Work task 1: In the Léone Bertimon biography, which club has she competed for in France since 1973?
Work task 2:
For each statement, say whether it agrees with the Léone Bertimon biography. Answer yes or no and quote the words of the text that decide it.
(a) She won nine indoor French Athletics Championships titles.
(b) Her brother held the French record in the shot put.
(c) She has worked as a physical education teacher.
Work task 3: Carry on the Léone Bertimon biography from its final line.

Page extract:
----

Léone Bertimon

Personal information
- Nationality: France
- Born: 16 August 1950 (age 75) Pointe-Noire

Sport
- Event: Shot put

Medal record
Representing France
Mediterranean Games
| Gold medal – first place | 1979 Split | Shot put |

= Léone Bertimon =

French athlete

Leone Bertimon (born 16 August 1950 at Pointe-Noire) is a former French athlete, who specialised in the shot put.

== Biography ==
Léone measured 1.78 m and weighed 76 kg when competing. She competed for club Bouillante up to 1972, and since 1973 she competed in France at VGA Saint-Maur.

She won 21 titles French Athletics Championships: 12 outdoor (1974 to 1989), and 9 indoor (1973–1988). Her only rival was at that time was Frenchwomen Simone Créantor.

She also played in the reserve basketball team of her club, at Saint-Maur. Her brother, Charlus Bertimon was the French record holder of the javelin throw four times.

Bertimon has been a physical education teacher at Louis Blanc college of St Maur Des Fosses, in Val de Marne.

==International competitions==
- 1 gold medal Francophone Games in 1989 (39 years)

----

Source data:
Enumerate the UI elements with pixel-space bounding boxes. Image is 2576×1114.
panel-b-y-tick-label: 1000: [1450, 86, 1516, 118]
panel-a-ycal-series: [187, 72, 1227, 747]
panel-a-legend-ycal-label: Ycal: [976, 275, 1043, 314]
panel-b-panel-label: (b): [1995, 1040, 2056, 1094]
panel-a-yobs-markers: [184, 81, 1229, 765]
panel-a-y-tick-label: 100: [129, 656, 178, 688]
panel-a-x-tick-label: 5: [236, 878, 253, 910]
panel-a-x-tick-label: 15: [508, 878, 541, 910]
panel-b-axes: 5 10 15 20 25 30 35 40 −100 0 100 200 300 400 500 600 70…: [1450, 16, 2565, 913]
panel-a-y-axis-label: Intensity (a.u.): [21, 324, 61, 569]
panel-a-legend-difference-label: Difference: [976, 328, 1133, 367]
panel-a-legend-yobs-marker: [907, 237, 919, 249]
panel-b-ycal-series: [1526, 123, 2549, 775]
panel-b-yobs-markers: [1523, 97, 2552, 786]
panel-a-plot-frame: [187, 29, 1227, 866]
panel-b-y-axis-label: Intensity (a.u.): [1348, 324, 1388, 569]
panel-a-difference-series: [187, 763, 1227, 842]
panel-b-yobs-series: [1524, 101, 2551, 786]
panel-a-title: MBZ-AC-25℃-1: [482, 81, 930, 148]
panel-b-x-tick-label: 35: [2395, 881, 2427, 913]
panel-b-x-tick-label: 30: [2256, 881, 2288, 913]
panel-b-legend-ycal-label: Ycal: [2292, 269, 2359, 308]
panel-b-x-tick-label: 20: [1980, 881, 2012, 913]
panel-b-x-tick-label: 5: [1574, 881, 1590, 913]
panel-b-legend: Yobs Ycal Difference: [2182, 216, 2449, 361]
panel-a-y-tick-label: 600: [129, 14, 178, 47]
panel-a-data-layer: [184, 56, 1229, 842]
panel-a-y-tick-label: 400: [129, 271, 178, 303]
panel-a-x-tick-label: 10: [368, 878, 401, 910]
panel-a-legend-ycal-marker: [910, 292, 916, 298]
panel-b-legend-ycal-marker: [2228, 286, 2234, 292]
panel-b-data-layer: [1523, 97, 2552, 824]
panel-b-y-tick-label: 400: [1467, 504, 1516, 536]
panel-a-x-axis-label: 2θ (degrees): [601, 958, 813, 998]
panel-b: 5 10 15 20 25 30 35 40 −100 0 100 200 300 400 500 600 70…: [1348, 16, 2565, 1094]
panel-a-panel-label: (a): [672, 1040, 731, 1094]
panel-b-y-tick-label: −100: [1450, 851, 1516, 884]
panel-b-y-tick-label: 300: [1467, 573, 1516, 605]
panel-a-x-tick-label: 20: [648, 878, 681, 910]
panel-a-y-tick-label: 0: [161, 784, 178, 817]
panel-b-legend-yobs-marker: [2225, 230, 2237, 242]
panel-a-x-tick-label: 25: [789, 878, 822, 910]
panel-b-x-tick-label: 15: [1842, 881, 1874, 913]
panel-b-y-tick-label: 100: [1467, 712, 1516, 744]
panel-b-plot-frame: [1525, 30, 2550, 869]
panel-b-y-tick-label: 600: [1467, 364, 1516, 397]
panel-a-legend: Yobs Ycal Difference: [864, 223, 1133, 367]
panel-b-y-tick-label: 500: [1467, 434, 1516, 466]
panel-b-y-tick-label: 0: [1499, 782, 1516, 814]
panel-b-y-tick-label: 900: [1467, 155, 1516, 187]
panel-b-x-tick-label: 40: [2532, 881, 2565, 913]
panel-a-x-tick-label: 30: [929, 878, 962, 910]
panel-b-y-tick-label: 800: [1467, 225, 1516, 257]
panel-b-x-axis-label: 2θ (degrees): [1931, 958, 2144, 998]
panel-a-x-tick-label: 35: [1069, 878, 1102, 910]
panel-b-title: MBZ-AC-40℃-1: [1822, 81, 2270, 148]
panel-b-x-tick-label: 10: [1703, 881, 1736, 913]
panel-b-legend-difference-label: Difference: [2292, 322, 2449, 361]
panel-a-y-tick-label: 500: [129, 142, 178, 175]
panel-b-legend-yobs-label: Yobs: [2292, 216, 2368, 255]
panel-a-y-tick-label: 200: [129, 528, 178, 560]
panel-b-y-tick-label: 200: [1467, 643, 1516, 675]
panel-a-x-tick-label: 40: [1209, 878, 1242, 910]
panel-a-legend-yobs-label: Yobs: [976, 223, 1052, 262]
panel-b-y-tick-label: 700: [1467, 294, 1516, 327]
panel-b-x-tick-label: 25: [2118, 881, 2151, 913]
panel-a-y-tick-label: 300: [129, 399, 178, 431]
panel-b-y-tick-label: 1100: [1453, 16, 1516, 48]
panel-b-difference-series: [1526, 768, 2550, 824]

----

Exercise response 1: VGA Saint-Maur.

Exercise response 2:
(a) Yes: "9 indoor (1973–1988)".
(b) No: "was the French record holder of the javelin throw four times".
(c) Yes: "Bertimon has been a physical education teacher".

Exercise response 3:
- 1 gold medal Mediterranean Games in 1979
- Participation in 11 European Cups (French record) from 1973 to 1991
- 69 caps for France A over 24 years (women's record) from 1972 to 1995

==National records==
- Record holder of France 6 times, for 10 years, with an increase of 1.85 m; 2 times in 1973, 1975 3 times, and 1977 with 17.16 m
- Holder of the Indoor record in France 1981, at 16.77 m
- Record holder of France veteran -in Shot Put 4 in 3 age groups: F40 in 1991, in 1996 F45 and F50 in 2001

==National titles==
- 1 Champion of France from 1973 to 1980, then in 1982, 1983, 1984 and 1989. All together 12 titles.
- 1 France champion indoors in 1973 1974, 1976, 1978, 1980, 1981, 1982, 1987 and 1988. All together 9 titles.